▸ Set exercise: Write each line out exactly, leaving none out.
─── Dataset rows ───
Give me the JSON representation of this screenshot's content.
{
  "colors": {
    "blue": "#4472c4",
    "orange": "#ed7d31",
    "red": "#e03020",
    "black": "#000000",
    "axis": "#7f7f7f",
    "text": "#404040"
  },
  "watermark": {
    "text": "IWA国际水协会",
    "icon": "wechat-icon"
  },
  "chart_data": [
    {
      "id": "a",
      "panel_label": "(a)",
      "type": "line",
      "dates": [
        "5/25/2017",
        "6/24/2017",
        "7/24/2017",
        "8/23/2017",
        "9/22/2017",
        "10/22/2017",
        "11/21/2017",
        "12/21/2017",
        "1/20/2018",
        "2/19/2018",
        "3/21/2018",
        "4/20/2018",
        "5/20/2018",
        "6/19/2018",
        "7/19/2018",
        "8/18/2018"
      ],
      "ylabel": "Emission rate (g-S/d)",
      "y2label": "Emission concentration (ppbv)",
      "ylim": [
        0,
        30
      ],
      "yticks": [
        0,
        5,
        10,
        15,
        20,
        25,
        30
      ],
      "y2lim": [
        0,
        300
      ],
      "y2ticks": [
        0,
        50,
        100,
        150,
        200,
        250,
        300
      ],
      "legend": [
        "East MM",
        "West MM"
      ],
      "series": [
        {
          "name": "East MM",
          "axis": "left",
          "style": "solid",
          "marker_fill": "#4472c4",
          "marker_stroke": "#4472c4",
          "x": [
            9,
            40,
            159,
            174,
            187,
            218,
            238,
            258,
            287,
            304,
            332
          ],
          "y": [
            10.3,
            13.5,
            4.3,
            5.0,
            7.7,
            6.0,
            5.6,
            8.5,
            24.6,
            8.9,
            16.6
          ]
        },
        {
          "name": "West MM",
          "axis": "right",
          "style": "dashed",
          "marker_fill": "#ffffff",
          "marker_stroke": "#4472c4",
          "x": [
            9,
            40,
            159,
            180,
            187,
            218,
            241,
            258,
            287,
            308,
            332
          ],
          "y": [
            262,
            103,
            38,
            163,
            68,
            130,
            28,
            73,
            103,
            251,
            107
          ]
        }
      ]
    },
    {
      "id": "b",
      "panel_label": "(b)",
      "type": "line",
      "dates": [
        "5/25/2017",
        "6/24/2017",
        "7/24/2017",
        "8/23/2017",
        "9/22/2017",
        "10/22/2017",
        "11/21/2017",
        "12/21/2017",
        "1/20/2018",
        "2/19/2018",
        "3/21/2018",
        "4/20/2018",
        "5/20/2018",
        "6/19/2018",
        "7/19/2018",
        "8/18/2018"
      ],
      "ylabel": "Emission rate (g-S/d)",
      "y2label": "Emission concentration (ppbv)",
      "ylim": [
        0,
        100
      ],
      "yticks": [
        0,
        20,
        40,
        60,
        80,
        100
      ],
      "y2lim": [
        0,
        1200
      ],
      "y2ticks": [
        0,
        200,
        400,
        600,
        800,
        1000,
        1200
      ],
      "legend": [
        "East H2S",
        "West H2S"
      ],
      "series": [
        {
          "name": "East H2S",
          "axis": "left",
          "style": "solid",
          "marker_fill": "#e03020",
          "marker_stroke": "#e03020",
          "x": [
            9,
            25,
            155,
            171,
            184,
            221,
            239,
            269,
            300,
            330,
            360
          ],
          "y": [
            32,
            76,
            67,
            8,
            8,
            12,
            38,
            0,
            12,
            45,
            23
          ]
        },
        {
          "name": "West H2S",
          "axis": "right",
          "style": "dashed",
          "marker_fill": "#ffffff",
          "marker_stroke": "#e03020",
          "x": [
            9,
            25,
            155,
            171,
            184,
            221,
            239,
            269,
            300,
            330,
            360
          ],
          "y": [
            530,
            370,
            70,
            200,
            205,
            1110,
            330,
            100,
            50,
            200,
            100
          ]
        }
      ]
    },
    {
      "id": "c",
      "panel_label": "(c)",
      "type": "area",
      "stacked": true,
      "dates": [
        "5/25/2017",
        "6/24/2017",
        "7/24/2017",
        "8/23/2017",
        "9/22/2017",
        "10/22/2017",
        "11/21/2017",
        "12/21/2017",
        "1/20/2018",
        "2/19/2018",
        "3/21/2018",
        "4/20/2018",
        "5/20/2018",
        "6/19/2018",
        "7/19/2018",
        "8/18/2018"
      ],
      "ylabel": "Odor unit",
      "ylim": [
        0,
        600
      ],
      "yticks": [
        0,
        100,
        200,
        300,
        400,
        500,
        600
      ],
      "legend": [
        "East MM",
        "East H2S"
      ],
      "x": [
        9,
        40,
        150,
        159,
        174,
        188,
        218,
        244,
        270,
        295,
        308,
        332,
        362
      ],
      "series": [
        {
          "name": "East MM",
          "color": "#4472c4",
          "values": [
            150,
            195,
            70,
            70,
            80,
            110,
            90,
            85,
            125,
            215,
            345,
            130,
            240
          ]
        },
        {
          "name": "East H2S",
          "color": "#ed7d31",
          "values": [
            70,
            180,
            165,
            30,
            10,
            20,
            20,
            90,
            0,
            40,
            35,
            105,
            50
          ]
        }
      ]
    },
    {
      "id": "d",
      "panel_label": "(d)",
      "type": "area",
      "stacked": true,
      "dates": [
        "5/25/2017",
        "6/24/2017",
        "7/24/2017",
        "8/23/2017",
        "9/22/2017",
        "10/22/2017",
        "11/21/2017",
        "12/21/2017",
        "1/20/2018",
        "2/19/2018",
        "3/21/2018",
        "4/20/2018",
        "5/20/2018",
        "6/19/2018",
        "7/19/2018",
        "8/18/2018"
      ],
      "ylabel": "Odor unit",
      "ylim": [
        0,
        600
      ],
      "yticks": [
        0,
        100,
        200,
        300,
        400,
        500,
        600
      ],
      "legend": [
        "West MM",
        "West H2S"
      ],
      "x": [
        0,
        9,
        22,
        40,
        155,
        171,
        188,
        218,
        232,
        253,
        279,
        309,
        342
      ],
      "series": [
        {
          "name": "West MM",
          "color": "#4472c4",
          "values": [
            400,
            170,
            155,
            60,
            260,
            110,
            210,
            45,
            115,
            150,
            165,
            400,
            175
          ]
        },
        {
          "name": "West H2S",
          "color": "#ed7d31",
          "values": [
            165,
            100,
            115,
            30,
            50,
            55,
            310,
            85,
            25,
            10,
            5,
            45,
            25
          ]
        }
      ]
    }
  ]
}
───
▸ Solved exercise:
Give me the JSON representation of this screenshot's content.
{
  "colors": {
    "blue": "#4472c4",
    "orange": "#ed7d31",
    "red": "#e03020",
    "black": "#000000",
    "axis": "#7f7f7f",
    "text": "#404040"
  },
  "watermark": {
    "text": "IWA国际水协会",
    "icon": "wechat-icon"
  },
  "chart_data": [
    {
      "id": "a",
      "panel_label": "(a)",
      "type": "line",
      "dates": [
        "5/25/2017",
        "6/24/2017",
        "7/24/2017",
        "8/23/2017",
        "9/22/2017",
        "10/22/2017",
        "11/21/2017",
        "12/21/2017",
        "1/20/2018",
        "2/19/2018",
        "3/21/2018",
        "4/20/2018",
        "5/20/2018",
        "6/19/2018",
        "7/19/2018",
        "8/18/2018"
      ],
      "ylabel": "Emission rate (g-S/d)",
      "y2label": "Emission concentration (ppbv)",
      "ylim": [
        0,
        30
      ],
      "yticks": [
        0,
        5,
        10,
        15,
        20,
        25,
        30
      ],
      "y2lim": [
        0,
        300
      ],
      "y2ticks": [
        0,
        50,
        100,
        150,
        200,
        250,
        300
      ],
      "legend": [
        "East MM",
        "West MM"
      ],
      "series": [
        {
          "name": "East MM",
          "axis": "left",
          "style": "solid",
          "marker_fill": "#4472c4",
          "marker_stroke": "#4472c4",
          "x": [
            9,
            40,
            159,
            174,
            187,
            218,
            238,
            258,
            287,
            304,
            332
          ],
          "y": [
            10.3,
            13.5,
            4.3,
            5.0,
            7.7,
            6.0,
            5.6,
            8.5,
            24.6,
            8.9,
            16.6
          ]
        },
        {
          "name": "West MM",
          "axis": "right",
          "style": "dashed",
          "marker_fill": "#ffffff",
          "marker_stroke": "#4472c4",
          "x": [
            9,
            40,
            159,
            180,
            187,
            218,
            241,
            258,
            287,
            308,
            332
          ],
          "y": [
            262,
            103,
            38,
            163,
            68,
            130,
            28,
            73,
            103,
            251,
            107
          ]
        }
      ]
    },
    {
      "id": "b",
      "panel_label": "(b)",
      "type": "line",
      "dates": [
        "5/25/2017",
        "6/24/2017",
        "7/24/2017",
        "8/23/2017",
        "9/22/2017",
        "10/22/2017",
        "11/21/2017",
        "12/21/2017",
        "1/20/2018",
        "2/19/2018",
        "3/21/2018",
        "4/20/2018",
        "5/20/2018",
        "6/19/2018",
        "7/19/2018",
        "8/18/2018"
      ],
      "ylabel": "Emission rate (g-S/d)",
      "y2label": "Emission concentration (ppbv)",
      "ylim": [
        0,
        100
      ],
      "yticks": [
        0,
        20,
        40,
        60,
        80,
        100
      ],
      "y2lim": [
        0,
        1200
      ],
      "y2ticks": [
        0,
        200,
        400,
        600,
        800,
        1000,
        1200
      ],
      "legend": [
        "East H2S",
        "West H2S"
      ],
      "series": [
        {
          "name": "East H2S",
          "axis": "left",
          "style": "solid",
          "marker_fill": "#e03020",
          "marker_stroke": "#e03020",
          "x": [
            9,
            25,
            155,
            171,
            184,
            221,
            239,
            269,
            300,
            330,
            360
          ],
          "y": [
            32,
            76,
            67,
            8,
            8,
            12,
            38,
            0,
            12,
            45,
            23
          ]
        },
        {
          "name": "West H2S",
          "axis": "right",
          "style": "dashed",
          "marker_fill": "#ffffff",
          "marker_stroke": "#e03020",
          "x": [
            9,
            25,
            155,
            171,
            184,
            221,
            239,
            269,
            300,
            330,
            360
          ],
          "y": [
            530,
            370,
            70,
            200,
            205,
            1110,
            330,
            100,
            50,
            200,
            100
          ]
        }
      ]
    },
    {
      "id": "c",
      "panel_label": "(c)",
      "type": "area",
      "stacked": true,
      "dates": [
        "5/25/2017",
        "6/24/2017",
        "7/24/2017",
        "8/23/2017",
        "9/22/2017",
        "10/22/2017",
        "11/21/2017",
        "12/21/2017",
        "1/20/2018",
        "2/19/2018",
        "3/21/2018",
        "4/20/2018",
        "5/20/2018",
        "6/19/2018",
        "7/19/2018",
        "8/18/2018"
      ],
      "ylabel": "Odor unit",
      "ylim": [
        0,
        600
      ],
      "yticks": [
        0,
        100,
        200,
        300,
        400,
        500,
        600
      ],
      "legend": [
        "East MM",
        "East H2S"
      ],
      "x": [
        9,
        40,
        150,
        159,
        174,
        188,
        218,
        244,
        270,
        295,
        308,
        332,
        362
      ],
      "series": [
        {
          "name": "East MM",
          "color": "#4472c4",
          "values": [
            150,
            195,
            70,
            70,
            80,
            110,
            90,
            85,
            125,
            215,
            345,
            130,
            240
          ]
        },
        {
          "name": "East H2S",
          "color": "#ed7d31",
          "values": [
            70,
            180,
            165,
            30,
            10,
            20,
            20,
            90,
            0,
            40,
            35,
            105,
            50
          ]
        }
      ]
    },
    {
      "id": "d",
      "panel_label": "(d)",
      "type": "area",
      "stacked": true,
      "dates": [
        "5/25/2017",
        "6/24/2017",
        "7/24/2017",
        "8/23/2017",
        "9/22/2017",
        "10/22/2017",
        "11/21/2017",
        "12/21/2017",
        "1/20/2018",
        "2/19/2018",
        "3/21/2018",
        "4/20/2018",
        "5/20/2018",
        "6/19/2018",
        "7/19/2018",
        "8/18/2018"
      ],
      "ylabel": "Odor unit",
      "ylim": [
        0,
        600
      ],
      "yticks": [
        0,
        100,
        200,
        300,
        400,
        500,
        600
      ],
      "legend": [
        "West MM",
        "West H2S"
      ],
      "x": [
        0,
        9,
        22,
        40,
        155,
        171,
        188,
        218,
        232,
        253,
        279,
        309,
        342
      ],
      "series": [
        {
          "name": "West MM",
          "color": "#4472c4",
          "values": [
            400,
            170,
            155,
            60,
            260,
            110,
            210,
            45,
            115,
            150,
            165,
            400,
            175
          ]
        },
        {
          "name": "West H2S",
          "color": "#ed7d31",
          "values": [
            165,
            100,
            115,
            30,
            50,
            55,
            310,
            85,
            25,
            10,
            5,
            45,
            25
          ]
        }
      ]
    }
  ]
}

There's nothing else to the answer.